[Rows from a dataset]
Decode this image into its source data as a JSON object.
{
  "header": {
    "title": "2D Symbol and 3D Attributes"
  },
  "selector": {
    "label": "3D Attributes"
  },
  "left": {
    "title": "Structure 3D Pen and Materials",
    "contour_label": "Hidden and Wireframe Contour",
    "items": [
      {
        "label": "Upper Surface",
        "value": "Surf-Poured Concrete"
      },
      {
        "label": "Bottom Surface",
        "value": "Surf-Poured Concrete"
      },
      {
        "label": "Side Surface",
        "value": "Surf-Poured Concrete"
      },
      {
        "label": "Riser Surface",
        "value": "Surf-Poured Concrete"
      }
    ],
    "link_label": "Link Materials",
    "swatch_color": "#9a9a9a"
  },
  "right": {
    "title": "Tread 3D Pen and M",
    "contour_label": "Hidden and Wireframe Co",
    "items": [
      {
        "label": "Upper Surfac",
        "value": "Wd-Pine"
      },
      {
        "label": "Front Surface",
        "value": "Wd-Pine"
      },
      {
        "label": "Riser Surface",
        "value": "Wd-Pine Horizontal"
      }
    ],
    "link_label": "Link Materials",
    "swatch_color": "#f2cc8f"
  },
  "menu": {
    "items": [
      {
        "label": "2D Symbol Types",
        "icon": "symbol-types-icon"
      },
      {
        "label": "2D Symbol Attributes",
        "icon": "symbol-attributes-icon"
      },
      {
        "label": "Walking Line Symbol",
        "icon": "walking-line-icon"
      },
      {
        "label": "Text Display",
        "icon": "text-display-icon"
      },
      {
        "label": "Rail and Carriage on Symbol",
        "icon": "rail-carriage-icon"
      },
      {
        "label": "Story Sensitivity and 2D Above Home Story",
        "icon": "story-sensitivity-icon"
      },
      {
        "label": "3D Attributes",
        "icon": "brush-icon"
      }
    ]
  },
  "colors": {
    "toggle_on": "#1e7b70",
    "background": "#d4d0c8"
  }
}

What is asked:
Locate all lines in the listing above with the word "Wireframe" and copy them.

Solution for this task:
    "contour_label": "Hidden and Wireframe Contour",
    "contour_label": "Hidden and Wireframe Co",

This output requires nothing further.